## GIVEN PROBLEM
Pick out every line that holds the string "保证长度尺寸" and copy it.

◆ ◆ ◆ ◆ ◆ ◆ ◆

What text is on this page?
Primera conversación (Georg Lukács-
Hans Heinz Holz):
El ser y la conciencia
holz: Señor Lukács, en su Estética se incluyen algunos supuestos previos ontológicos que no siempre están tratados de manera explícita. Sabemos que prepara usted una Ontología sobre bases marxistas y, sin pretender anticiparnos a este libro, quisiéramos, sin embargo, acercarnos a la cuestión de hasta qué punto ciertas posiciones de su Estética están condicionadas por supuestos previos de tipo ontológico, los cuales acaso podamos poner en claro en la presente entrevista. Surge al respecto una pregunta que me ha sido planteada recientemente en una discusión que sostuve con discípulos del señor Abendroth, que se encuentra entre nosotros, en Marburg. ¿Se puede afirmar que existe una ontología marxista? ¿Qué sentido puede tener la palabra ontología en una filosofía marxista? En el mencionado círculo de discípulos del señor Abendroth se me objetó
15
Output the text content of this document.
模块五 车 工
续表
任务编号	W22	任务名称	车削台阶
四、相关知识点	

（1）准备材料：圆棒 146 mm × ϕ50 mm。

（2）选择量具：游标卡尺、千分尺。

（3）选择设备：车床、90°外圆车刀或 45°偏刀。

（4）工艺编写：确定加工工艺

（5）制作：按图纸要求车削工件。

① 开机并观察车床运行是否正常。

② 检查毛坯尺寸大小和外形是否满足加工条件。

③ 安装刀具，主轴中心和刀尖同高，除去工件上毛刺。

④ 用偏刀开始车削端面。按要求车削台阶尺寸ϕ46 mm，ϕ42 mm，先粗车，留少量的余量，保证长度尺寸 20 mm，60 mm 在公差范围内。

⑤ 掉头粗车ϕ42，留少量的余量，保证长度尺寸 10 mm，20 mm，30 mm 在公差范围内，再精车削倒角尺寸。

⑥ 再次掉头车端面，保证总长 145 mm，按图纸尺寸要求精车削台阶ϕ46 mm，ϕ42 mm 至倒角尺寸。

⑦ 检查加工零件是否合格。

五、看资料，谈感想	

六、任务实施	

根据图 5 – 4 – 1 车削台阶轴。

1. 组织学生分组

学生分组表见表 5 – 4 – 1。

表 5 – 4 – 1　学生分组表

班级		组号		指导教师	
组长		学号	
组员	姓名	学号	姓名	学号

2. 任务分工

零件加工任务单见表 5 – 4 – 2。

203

◆ ◆ ◆ ◆ ◆ ◆ ◆

## TASK RESPONSE
④ 用偏刀开始车削端面。按要求车削台阶尺寸ϕ46 mm，ϕ42 mm，先粗车，留少量的余量，保证长度尺寸 20 mm，60 mm 在公差范围内。
⑤ 掉头粗车ϕ42，留少量的余量，保证长度尺寸 10 mm，20 mm，30 mm 在公差范围内，再精车削倒角尺寸。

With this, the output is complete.